- [INPUT DATA]
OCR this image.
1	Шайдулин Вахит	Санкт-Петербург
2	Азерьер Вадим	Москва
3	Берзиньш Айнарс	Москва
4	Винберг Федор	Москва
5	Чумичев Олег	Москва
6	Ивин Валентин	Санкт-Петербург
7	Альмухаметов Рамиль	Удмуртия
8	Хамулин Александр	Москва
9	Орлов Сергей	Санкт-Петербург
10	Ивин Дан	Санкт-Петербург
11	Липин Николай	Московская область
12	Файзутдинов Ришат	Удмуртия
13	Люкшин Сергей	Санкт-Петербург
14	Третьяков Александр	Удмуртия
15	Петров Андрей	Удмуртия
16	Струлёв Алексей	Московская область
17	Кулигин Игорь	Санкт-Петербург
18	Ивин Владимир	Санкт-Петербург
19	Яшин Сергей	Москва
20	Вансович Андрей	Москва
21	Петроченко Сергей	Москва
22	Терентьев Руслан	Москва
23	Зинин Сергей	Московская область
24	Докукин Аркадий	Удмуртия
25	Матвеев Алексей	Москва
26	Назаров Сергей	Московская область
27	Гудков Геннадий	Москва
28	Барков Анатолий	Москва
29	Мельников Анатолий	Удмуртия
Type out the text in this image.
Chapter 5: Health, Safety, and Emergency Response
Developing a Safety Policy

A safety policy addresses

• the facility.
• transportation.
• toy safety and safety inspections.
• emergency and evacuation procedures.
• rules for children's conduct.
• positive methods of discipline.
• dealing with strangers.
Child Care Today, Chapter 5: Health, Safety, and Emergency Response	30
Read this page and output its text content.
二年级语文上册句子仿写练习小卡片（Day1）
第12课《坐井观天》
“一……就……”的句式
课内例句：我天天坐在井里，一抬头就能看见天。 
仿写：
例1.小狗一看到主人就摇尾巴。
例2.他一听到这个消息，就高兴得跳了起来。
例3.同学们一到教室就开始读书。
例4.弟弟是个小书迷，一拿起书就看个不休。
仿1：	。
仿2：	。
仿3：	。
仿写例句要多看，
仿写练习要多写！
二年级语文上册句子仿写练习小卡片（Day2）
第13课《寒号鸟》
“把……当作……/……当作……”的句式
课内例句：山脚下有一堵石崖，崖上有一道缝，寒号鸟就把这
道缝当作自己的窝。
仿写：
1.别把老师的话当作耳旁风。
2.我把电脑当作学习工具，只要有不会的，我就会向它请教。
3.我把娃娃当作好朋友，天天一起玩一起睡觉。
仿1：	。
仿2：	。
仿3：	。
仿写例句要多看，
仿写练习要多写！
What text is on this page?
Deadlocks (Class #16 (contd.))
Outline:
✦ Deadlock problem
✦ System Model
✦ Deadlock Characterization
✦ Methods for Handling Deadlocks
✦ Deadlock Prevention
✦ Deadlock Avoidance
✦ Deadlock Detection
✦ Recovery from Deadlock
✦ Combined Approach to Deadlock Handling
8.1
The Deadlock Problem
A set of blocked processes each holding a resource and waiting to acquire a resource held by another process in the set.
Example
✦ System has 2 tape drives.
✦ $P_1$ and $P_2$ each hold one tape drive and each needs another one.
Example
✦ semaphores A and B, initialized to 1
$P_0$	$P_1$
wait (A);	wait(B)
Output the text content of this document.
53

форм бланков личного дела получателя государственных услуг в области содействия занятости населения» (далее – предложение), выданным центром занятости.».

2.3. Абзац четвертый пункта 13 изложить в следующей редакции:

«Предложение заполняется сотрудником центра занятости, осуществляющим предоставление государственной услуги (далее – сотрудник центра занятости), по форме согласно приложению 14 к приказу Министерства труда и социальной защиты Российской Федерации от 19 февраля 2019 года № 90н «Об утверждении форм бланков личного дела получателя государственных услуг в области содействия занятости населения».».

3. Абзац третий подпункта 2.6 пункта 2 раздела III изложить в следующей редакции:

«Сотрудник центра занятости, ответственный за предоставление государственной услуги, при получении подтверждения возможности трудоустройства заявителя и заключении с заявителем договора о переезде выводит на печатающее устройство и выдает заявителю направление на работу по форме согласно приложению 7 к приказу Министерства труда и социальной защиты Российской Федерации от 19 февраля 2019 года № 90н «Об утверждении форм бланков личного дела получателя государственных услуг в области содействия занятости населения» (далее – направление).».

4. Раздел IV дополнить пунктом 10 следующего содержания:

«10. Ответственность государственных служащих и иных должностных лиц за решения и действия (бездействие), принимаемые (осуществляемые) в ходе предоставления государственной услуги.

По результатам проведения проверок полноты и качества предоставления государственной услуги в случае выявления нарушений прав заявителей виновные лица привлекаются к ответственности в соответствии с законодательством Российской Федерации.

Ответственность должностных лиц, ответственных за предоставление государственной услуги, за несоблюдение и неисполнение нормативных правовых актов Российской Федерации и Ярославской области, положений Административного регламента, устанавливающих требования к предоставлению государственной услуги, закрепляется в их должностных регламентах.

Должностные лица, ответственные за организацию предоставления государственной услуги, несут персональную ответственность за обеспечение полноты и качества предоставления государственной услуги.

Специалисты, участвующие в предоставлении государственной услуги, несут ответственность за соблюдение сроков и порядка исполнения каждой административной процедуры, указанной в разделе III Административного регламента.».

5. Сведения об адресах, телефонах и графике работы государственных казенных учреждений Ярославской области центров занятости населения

- [WRITTEN PROBLEM] Looking at the records above, tally the lines holding "редакции" and reply with that number only.

- [WRITTEN RESPONSE] 2